╔══

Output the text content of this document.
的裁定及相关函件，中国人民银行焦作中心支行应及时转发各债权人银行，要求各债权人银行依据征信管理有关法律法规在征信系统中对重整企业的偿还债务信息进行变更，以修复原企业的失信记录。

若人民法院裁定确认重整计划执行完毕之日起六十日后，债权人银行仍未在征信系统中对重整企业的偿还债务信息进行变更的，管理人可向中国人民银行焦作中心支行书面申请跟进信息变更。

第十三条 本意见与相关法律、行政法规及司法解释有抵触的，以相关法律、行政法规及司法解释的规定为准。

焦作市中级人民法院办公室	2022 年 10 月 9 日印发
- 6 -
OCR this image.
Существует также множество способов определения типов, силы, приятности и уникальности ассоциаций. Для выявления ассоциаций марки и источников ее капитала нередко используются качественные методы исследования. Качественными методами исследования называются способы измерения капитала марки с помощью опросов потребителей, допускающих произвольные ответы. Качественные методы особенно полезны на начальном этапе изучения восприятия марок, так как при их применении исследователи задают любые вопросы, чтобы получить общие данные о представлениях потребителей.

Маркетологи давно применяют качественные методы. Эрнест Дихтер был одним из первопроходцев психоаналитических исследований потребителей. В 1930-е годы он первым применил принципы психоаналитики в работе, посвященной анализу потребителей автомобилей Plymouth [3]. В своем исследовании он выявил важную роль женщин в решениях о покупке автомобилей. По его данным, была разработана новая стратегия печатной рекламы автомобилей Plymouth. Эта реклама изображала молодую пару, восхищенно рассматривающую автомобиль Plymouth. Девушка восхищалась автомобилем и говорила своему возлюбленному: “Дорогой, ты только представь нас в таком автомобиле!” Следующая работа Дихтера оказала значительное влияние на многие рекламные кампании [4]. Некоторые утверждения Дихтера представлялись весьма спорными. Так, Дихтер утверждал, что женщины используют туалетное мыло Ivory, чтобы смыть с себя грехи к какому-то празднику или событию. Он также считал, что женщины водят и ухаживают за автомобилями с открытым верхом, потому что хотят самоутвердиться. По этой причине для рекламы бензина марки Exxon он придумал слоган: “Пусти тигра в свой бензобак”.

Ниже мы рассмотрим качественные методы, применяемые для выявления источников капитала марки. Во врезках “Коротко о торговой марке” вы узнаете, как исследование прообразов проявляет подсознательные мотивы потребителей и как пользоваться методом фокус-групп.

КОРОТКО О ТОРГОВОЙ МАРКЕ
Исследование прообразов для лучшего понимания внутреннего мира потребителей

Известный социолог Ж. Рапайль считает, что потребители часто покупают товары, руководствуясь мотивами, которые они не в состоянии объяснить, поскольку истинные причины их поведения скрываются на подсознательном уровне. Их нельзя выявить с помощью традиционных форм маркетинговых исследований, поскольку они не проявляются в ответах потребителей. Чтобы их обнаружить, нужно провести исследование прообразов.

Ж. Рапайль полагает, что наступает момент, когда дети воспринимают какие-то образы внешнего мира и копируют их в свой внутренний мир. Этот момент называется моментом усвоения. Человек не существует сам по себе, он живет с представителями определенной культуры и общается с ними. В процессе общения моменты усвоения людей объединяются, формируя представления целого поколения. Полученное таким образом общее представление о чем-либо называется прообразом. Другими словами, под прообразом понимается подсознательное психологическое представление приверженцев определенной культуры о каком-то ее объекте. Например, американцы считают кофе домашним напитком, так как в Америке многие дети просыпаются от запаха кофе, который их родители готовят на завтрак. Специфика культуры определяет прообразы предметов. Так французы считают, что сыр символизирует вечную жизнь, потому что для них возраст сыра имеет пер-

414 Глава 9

╚══
╔══

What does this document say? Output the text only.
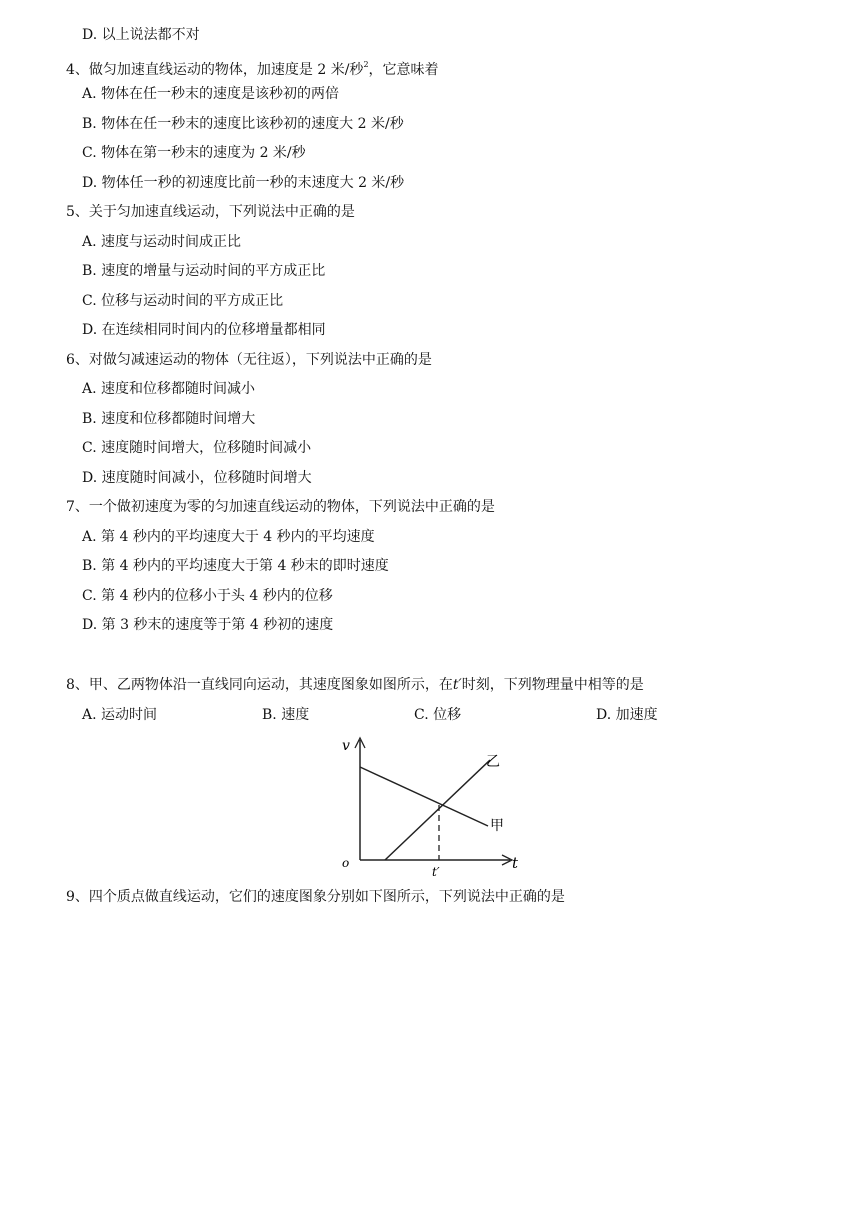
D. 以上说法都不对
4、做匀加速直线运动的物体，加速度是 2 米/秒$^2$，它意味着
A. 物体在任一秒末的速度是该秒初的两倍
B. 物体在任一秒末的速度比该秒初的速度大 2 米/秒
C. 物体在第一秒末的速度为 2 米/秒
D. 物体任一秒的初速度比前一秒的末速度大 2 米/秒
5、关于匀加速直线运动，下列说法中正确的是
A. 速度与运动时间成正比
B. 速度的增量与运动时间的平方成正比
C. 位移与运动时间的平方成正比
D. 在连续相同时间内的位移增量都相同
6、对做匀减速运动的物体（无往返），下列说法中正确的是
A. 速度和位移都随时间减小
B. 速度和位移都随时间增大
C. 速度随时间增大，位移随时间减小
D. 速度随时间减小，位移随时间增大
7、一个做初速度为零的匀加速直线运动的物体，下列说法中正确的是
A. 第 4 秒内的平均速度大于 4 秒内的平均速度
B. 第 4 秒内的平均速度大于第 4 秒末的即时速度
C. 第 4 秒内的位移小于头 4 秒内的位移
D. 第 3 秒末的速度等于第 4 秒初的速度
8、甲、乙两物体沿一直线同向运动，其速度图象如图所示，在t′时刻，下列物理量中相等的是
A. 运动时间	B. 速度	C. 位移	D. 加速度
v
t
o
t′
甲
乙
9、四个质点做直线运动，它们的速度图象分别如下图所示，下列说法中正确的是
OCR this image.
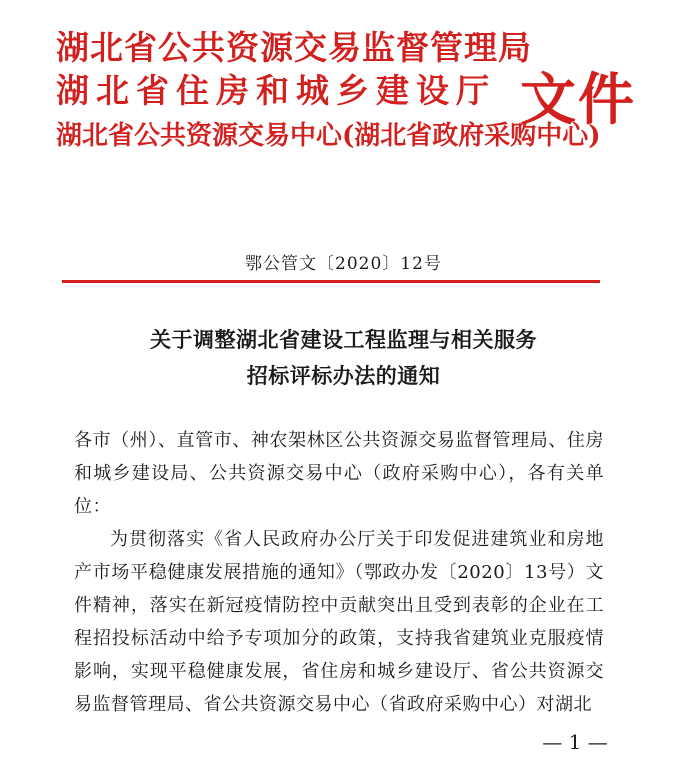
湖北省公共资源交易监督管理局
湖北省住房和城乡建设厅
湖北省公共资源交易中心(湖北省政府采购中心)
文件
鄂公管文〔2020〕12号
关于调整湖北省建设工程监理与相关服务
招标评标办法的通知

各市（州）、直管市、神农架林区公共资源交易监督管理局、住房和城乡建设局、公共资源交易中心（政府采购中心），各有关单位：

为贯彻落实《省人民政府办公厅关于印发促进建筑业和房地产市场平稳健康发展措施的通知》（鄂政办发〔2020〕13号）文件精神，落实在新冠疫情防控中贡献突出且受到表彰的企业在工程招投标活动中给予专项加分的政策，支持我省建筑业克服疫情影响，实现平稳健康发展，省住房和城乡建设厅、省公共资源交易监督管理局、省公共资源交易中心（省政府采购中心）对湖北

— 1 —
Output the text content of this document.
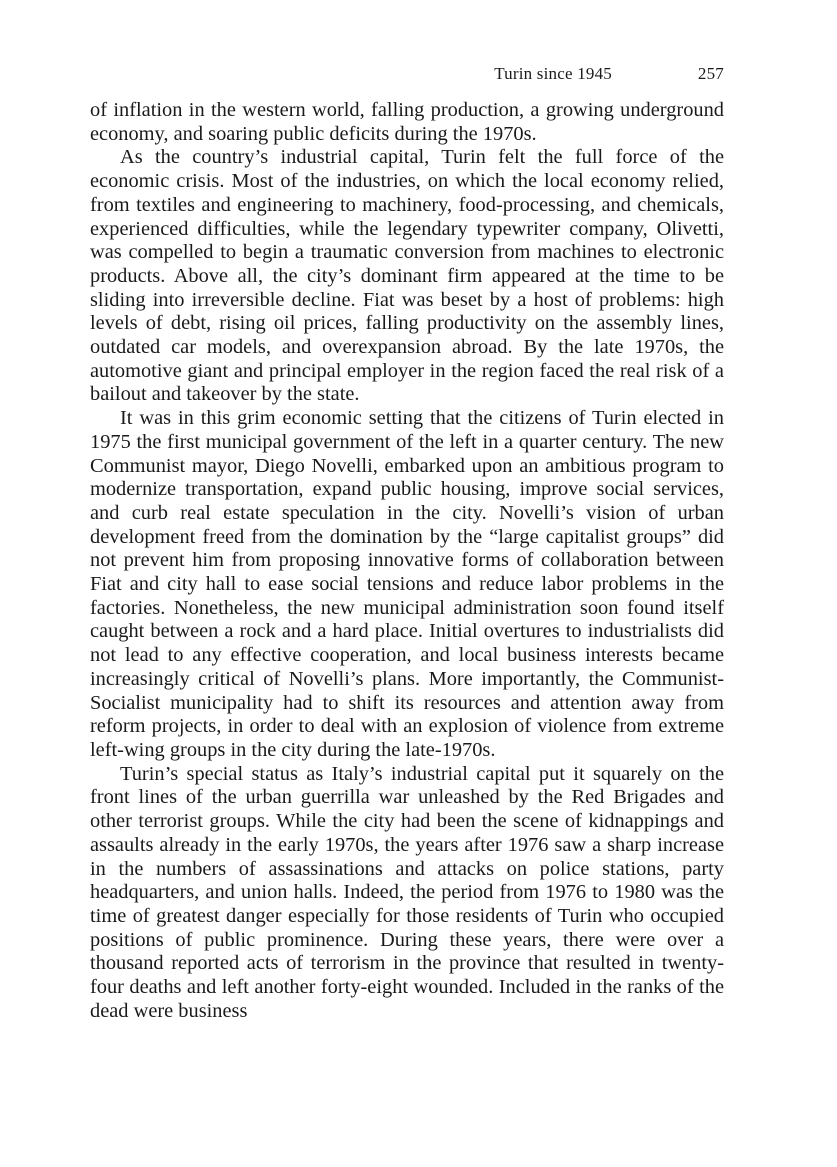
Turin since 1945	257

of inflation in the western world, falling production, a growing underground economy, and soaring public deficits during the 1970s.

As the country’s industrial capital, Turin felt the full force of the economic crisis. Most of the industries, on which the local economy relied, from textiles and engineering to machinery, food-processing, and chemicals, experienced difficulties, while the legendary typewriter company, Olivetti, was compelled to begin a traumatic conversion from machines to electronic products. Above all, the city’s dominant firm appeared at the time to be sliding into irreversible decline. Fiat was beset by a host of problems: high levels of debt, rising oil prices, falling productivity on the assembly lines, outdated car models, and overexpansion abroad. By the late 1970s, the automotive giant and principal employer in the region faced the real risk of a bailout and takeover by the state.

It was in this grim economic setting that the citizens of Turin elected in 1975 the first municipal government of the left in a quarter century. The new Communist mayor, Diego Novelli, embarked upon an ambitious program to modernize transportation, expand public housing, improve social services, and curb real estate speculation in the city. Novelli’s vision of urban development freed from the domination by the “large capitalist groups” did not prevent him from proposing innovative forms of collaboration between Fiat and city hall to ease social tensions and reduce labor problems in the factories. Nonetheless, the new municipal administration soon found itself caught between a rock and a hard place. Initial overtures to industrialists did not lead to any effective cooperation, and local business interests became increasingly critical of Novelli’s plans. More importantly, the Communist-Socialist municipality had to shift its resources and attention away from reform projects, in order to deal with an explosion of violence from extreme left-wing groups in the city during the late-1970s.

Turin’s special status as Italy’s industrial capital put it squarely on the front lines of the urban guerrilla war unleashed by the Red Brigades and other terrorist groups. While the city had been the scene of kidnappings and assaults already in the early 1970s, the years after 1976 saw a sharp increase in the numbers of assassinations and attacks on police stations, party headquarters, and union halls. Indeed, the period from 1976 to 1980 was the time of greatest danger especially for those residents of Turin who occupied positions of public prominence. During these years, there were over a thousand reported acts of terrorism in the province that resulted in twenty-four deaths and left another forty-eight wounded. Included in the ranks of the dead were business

╚══

--- STATED EXERCISE ---
Show every line above in which the word "falling" occurs.

--- TASK SOLUTION ---
of inflation in the western world, falling production, a growing underground economy, and soaring public deficits during the 1970s.
As the country’s industrial capital, Turin felt the full force of the economic crisis. Most of the industries, on which the local economy relied, from textiles and engineering to machinery, food-processing, and chemicals, experienced difficulties, while the legendary typewriter company, Olivetti, was compelled to begin a traumatic conversion from machines to electronic products. Above all, the city’s dominant firm appeared at the time to be sliding into irreversible decline. Fiat was beset by a host of problems: high levels of debt, rising oil prices, falling productivity on the assembly lines, outdated car models, and overexpansion abroad. By the late 1970s, the automotive giant and principal employer in the region faced the real risk of a bailout and takeover by the state.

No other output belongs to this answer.